What to work on
Determine how many lines carry the word "INFRASTRUCTURE". Output that number only.

Records provided
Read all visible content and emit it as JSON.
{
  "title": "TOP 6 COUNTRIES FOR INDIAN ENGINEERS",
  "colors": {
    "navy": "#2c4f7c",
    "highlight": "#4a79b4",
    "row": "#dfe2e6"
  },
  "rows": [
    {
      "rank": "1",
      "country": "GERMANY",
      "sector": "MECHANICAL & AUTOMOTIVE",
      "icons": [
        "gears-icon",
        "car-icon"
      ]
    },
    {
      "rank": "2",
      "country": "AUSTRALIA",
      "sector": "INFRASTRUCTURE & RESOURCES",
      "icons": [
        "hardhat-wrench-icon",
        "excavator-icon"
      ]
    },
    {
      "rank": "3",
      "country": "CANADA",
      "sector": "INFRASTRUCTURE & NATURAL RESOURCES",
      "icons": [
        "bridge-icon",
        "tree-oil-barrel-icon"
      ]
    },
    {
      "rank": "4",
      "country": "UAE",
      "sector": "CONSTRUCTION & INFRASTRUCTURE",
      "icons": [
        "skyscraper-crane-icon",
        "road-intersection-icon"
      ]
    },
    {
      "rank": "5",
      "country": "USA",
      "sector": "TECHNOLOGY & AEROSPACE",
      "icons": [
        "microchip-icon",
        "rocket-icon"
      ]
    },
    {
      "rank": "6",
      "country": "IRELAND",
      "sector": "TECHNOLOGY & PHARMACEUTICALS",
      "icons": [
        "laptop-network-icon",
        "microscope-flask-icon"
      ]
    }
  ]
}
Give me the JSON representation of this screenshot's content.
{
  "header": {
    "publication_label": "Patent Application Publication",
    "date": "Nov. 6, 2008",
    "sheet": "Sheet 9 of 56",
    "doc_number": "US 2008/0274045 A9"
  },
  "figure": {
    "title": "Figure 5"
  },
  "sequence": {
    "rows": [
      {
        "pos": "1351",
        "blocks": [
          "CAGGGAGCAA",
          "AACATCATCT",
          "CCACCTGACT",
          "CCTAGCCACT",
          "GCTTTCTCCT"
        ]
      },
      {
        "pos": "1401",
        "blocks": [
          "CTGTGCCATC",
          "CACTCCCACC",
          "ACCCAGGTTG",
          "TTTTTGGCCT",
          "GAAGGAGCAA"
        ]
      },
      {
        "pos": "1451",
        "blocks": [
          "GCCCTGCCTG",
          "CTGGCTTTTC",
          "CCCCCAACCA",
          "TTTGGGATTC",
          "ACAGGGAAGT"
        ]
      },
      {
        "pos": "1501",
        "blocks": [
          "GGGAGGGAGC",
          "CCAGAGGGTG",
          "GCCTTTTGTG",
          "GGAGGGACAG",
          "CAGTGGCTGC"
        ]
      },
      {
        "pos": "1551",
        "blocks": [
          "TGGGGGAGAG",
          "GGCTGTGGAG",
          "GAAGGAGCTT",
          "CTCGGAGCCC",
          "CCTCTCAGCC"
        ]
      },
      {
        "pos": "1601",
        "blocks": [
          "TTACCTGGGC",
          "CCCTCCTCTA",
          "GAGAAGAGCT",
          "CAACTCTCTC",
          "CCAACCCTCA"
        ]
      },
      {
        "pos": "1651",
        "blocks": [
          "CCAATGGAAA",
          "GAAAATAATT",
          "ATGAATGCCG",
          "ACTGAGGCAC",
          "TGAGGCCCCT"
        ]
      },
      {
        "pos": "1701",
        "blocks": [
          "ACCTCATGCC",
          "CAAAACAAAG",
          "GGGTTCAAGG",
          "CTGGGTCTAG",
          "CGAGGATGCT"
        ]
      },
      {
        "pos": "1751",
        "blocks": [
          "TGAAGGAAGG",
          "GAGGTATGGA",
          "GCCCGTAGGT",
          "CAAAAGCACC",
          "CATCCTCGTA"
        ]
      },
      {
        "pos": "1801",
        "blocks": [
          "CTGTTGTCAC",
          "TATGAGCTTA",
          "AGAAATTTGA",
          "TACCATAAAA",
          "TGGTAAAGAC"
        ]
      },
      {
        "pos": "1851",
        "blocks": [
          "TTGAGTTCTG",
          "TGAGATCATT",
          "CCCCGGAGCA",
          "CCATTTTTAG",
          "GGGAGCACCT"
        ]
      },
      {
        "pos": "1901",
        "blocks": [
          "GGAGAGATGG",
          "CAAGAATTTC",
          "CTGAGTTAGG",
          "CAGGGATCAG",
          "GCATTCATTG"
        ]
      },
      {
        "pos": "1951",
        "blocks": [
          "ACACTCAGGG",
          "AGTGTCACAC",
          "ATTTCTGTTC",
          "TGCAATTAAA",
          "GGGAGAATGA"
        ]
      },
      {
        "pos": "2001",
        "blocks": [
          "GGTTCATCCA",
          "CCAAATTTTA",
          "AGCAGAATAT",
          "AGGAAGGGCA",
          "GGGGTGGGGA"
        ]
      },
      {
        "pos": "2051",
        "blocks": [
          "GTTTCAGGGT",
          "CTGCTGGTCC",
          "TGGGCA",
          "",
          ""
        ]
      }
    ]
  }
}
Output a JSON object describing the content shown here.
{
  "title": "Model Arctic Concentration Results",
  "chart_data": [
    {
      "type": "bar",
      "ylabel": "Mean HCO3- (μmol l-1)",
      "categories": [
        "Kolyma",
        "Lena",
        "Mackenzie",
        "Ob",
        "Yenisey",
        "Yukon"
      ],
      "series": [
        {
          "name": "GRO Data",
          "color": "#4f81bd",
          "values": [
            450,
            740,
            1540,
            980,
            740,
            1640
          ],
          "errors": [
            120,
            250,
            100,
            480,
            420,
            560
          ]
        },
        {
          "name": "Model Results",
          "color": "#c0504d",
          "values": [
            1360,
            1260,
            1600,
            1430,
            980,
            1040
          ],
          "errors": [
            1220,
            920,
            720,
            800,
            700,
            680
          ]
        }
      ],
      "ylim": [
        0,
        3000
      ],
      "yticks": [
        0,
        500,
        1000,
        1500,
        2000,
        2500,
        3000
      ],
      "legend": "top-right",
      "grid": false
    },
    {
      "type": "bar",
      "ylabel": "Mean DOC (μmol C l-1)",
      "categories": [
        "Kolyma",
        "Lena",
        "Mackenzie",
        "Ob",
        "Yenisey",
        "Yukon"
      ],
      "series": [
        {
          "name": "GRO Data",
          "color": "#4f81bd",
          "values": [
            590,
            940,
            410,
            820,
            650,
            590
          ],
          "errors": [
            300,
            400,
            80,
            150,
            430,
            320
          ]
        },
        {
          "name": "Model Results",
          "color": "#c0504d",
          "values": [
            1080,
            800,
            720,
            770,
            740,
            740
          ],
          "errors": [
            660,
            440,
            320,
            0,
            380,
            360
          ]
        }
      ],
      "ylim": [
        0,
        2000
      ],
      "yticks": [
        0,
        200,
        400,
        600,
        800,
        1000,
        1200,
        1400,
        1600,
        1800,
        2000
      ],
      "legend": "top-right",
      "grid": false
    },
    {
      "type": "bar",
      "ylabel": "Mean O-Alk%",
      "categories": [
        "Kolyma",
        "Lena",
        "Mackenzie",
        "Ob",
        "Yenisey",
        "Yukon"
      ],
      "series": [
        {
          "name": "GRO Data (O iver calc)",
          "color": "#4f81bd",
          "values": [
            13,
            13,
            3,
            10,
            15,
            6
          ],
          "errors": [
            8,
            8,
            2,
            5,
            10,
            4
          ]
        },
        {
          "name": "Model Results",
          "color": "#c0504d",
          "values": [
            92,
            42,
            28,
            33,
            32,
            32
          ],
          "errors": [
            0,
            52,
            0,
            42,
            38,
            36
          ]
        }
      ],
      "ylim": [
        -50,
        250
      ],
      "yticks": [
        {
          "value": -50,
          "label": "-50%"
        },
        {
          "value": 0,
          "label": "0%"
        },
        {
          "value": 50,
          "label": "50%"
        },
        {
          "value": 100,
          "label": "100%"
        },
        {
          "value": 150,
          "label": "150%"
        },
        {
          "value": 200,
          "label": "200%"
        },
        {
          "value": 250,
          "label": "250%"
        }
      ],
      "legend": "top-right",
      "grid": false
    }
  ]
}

Solution to the problem
3